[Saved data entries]

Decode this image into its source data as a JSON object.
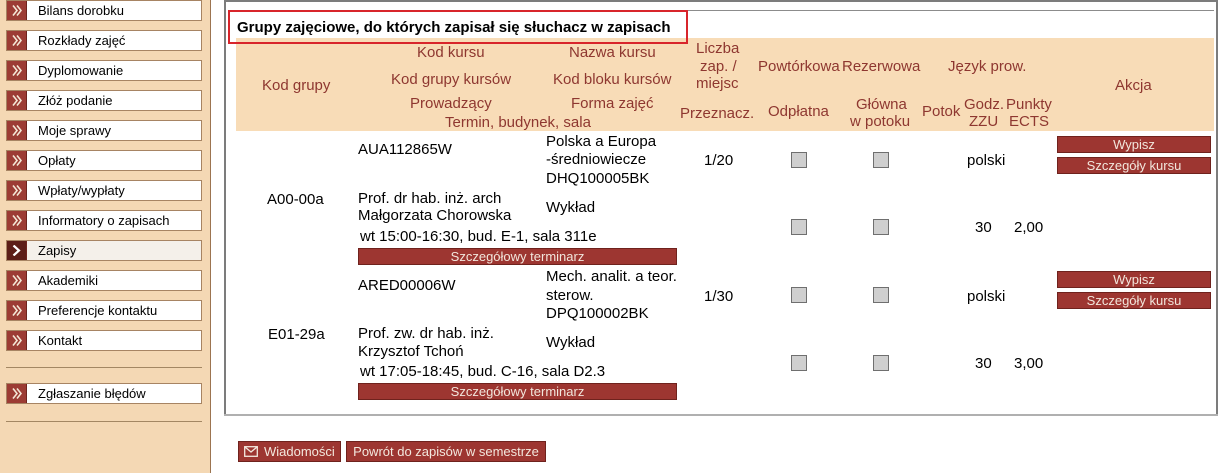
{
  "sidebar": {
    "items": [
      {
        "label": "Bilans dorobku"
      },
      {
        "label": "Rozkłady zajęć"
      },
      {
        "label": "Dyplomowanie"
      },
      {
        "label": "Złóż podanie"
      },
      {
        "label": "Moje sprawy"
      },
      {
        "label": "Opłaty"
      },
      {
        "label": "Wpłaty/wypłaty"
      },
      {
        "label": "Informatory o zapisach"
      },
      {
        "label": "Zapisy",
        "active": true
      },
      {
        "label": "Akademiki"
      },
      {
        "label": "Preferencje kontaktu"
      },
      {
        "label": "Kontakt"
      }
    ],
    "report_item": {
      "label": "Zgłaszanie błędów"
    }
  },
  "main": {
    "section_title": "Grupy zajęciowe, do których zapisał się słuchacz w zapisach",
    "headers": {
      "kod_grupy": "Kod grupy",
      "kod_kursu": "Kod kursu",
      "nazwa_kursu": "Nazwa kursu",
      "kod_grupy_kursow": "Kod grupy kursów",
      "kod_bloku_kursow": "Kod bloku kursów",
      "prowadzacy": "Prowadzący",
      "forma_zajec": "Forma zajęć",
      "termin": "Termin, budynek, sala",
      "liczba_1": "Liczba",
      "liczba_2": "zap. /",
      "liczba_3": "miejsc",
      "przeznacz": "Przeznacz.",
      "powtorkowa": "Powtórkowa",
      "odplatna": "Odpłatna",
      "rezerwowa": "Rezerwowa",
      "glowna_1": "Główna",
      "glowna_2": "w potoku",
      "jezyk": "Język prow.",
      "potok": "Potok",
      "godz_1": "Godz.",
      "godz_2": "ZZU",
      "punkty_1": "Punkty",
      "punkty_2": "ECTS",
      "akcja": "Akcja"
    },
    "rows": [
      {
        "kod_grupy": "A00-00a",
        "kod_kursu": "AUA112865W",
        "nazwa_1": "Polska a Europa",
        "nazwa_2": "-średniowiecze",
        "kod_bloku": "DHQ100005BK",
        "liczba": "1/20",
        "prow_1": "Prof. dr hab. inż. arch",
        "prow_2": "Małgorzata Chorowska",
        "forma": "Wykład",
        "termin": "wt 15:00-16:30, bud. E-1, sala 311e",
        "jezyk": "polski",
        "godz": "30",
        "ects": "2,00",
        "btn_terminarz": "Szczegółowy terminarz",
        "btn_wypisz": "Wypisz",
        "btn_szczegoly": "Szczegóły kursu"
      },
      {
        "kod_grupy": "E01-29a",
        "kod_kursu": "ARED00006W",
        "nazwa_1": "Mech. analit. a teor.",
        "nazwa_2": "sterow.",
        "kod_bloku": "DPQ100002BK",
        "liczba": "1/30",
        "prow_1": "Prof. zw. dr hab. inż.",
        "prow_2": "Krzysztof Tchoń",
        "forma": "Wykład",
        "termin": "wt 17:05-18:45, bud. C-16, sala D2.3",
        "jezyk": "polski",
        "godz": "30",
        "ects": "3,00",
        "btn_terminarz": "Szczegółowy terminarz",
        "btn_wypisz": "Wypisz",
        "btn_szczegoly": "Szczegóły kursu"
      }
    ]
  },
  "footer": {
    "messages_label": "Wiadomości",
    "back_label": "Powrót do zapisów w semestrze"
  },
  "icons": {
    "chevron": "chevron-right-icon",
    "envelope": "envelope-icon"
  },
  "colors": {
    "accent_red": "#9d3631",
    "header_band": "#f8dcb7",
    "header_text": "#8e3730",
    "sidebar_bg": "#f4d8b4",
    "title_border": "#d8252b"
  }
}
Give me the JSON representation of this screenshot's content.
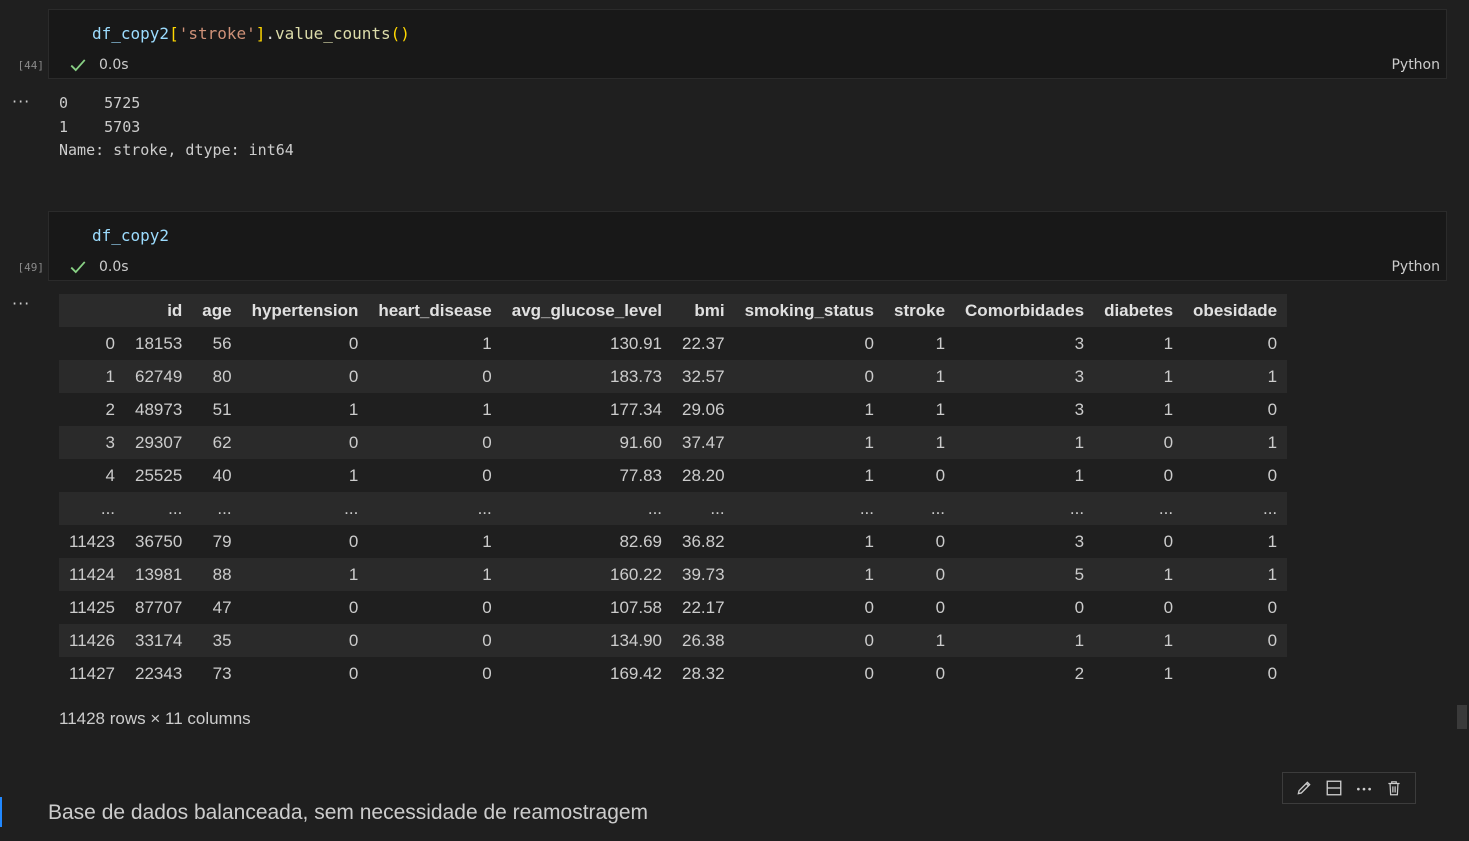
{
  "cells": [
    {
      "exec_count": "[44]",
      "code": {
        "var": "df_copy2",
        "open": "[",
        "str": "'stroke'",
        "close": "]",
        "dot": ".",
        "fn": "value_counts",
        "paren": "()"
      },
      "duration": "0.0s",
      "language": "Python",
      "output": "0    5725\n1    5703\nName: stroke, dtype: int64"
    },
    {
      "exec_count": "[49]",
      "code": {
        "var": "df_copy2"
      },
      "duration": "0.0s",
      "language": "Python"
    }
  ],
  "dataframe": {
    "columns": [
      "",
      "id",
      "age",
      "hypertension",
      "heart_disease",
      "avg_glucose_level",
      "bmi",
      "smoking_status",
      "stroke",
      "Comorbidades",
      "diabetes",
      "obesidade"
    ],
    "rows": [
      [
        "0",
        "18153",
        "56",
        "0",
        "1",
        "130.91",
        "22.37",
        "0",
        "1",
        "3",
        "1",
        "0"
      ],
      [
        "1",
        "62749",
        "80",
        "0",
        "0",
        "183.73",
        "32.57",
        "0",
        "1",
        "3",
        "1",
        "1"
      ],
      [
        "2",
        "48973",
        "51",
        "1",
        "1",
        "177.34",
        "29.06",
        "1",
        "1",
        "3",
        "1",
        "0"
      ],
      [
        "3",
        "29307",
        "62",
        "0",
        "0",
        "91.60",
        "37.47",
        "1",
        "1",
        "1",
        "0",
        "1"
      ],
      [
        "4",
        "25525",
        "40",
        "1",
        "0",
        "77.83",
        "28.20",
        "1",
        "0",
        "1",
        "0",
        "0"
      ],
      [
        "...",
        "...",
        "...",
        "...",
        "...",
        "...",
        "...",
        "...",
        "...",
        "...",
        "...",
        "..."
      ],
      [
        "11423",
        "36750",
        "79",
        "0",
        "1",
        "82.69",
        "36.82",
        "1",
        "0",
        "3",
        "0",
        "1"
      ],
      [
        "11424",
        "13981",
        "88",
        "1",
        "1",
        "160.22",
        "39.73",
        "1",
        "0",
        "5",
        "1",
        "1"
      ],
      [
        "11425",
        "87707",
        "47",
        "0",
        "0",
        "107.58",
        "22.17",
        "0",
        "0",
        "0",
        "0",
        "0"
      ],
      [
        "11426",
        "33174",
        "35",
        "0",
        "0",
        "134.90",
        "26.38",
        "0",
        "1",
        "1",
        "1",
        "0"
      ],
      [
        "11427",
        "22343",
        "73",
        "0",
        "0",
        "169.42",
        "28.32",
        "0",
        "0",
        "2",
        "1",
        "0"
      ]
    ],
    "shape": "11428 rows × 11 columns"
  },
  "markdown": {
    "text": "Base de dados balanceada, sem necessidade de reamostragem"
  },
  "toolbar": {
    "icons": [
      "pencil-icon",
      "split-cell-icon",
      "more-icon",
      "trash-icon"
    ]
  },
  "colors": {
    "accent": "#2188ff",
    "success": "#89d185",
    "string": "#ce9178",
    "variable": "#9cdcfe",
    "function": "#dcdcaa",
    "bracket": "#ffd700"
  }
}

▸ OBJECTIVE
Restate the whole listing above exactly, except for its images.

▸ ANSWER TO THE PROBLEM
Decode this image into its source data as a JSON object.
{
  "sidebar": {
    "items": [
      {
        "label": "Bilans dorobku"
      },
      {
        "label": "Rozkłady zajęć"
      },
      {
        "label": "Dyplomowanie"
      },
      {
        "label": "Złóż podanie"
      },
      {
        "label": "Moje sprawy"
      },
      {
        "label": "Opłaty"
      },
      {
        "label": "Wpłaty/wypłaty"
      },
      {
        "label": "Informatory o zapisach"
      },
      {
        "label": "Zapisy",
        "active": true
      },
      {
        "label": "Akademiki"
      },
      {
        "label": "Preferencje kontaktu"
      },
      {
        "label": "Kontakt"
      }
    ],
    "report_item": {
      "label": "Zgłaszanie błędów"
    }
  },
  "main": {
    "section_title": "Grupy zajęciowe, do których zapisał się słuchacz w zapisach",
    "headers": {
      "kod_grupy": "Kod grupy",
      "kod_kursu": "Kod kursu",
      "nazwa_kursu": "Nazwa kursu",
      "kod_grupy_kursow": "Kod grupy kursów",
      "kod_bloku_kursow": "Kod bloku kursów",
      "prowadzacy": "Prowadzący",
      "forma_zajec": "Forma zajęć",
      "termin": "Termin, budynek, sala",
      "liczba_1": "Liczba",
      "liczba_2": "zap. /",
      "liczba_3": "miejsc",
      "przeznacz": "Przeznacz.",
      "powtorkowa": "Powtórkowa",
      "odplatna": "Odpłatna",
      "rezerwowa": "Rezerwowa",
      "glowna_1": "Główna",
      "glowna_2": "w potoku",
      "jezyk": "Język prow.",
      "potok": "Potok",
      "godz_1": "Godz.",
      "godz_2": "ZZU",
      "punkty_1": "Punkty",
      "punkty_2": "ECTS",
      "akcja": "Akcja"
    },
    "rows": [
      {
        "kod_grupy": "A00-00a",
        "kod_kursu": "AUA112865W",
        "nazwa_1": "Polska a Europa",
        "nazwa_2": "-średniowiecze",
        "kod_bloku": "DHQ100005BK",
        "liczba": "1/20",
        "prow_1": "Prof. dr hab. inż. arch",
        "prow_2": "Małgorzata Chorowska",
        "forma": "Wykład",
        "termin": "wt 15:00-16:30, bud. E-1, sala 311e",
        "jezyk": "polski",
        "godz": "30",
        "ects": "2,00",
        "btn_terminarz": "Szczegółowy terminarz",
        "btn_wypisz": "Wypisz",
        "btn_szczegoly": "Szczegóły kursu"
      },
      {
        "kod_grupy": "E01-29a",
        "kod_kursu": "ARED00006W",
        "nazwa_1": "Mech. analit. a teor.",
        "nazwa_2": "sterow.",
        "kod_bloku": "DPQ100002BK",
        "liczba": "1/30",
        "prow_1": "Prof. zw. dr hab. inż.",
        "prow_2": "Krzysztof Tchoń",
        "forma": "Wykład",
        "termin": "wt 17:05-18:45, bud. C-16, sala D2.3",
        "jezyk": "polski",
        "godz": "30",
        "ects": "3,00",
        "btn_terminarz": "Szczegółowy terminarz",
        "btn_wypisz": "Wypisz",
        "btn_szczegoly": "Szczegóły kursu"
      }
    ]
  },
  "footer": {
    "messages_label": "Wiadomości",
    "back_label": "Powrót do zapisów w semestrze"
  },
  "icons": {
    "chevron": "chevron-right-icon",
    "envelope": "envelope-icon"
  },
  "colors": {
    "accent_red": "#9d3631",
    "header_band": "#f8dcb7",
    "header_text": "#8e3730",
    "sidebar_bg": "#f4d8b4",
    "title_border": "#d8252b"
  }
}
Give me the JSON representation of this screenshot's content.
{
  "cells": [
    {
      "exec_count": "[44]",
      "code": {
        "var": "df_copy2",
        "open": "[",
        "str": "'stroke'",
        "close": "]",
        "dot": ".",
        "fn": "value_counts",
        "paren": "()"
      },
      "duration": "0.0s",
      "language": "Python",
      "output": "0    5725\n1    5703\nName: stroke, dtype: int64"
    },
    {
      "exec_count": "[49]",
      "code": {
        "var": "df_copy2"
      },
      "duration": "0.0s",
      "language": "Python"
    }
  ],
  "dataframe": {
    "columns": [
      "",
      "id",
      "age",
      "hypertension",
      "heart_disease",
      "avg_glucose_level",
      "bmi",
      "smoking_status",
      "stroke",
      "Comorbidades",
      "diabetes",
      "obesidade"
    ],
    "rows": [
      [
        "0",
        "18153",
        "56",
        "0",
        "1",
        "130.91",
        "22.37",
        "0",
        "1",
        "3",
        "1",
        "0"
      ],
      [
        "1",
        "62749",
        "80",
        "0",
        "0",
        "183.73",
        "32.57",
        "0",
        "1",
        "3",
        "1",
        "1"
      ],
      [
        "2",
        "48973",
        "51",
        "1",
        "1",
        "177.34",
        "29.06",
        "1",
        "1",
        "3",
        "1",
        "0"
      ],
      [
        "3",
        "29307",
        "62",
        "0",
        "0",
        "91.60",
        "37.47",
        "1",
        "1",
        "1",
        "0",
        "1"
      ],
      [
        "4",
        "25525",
        "40",
        "1",
        "0",
        "77.83",
        "28.20",
        "1",
        "0",
        "1",
        "0",
        "0"
      ],
      [
        "...",
        "...",
        "...",
        "...",
        "...",
        "...",
        "...",
        "...",
        "...",
        "...",
        "...",
        "..."
      ],
      [
        "11423",
        "36750",
        "79",
        "0",
        "1",
        "82.69",
        "36.82",
        "1",
        "0",
        "3",
        "0",
        "1"
      ],
      [
        "11424",
        "13981",
        "88",
        "1",
        "1",
        "160.22",
        "39.73",
        "1",
        "0",
        "5",
        "1",
        "1"
      ],
      [
        "11425",
        "87707",
        "47",
        "0",
        "0",
        "107.58",
        "22.17",
        "0",
        "0",
        "0",
        "0",
        "0"
      ],
      [
        "11426",
        "33174",
        "35",
        "0",
        "0",
        "134.90",
        "26.38",
        "0",
        "1",
        "1",
        "1",
        "0"
      ],
      [
        "11427",
        "22343",
        "73",
        "0",
        "0",
        "169.42",
        "28.32",
        "0",
        "0",
        "2",
        "1",
        "0"
      ]
    ],
    "shape": "11428 rows × 11 columns"
  },
  "markdown": {
    "text": "Base de dados balanceada, sem necessidade de reamostragem"
  },
  "toolbar": {
    "icons": [
      "pencil-icon",
      "split-cell-icon",
      "more-icon",
      "trash-icon"
    ]
  },
  "colors": {
    "accent": "#2188ff",
    "success": "#89d185",
    "string": "#ce9178",
    "variable": "#9cdcfe",
    "function": "#dcdcaa",
    "bracket": "#ffd700"
  }
}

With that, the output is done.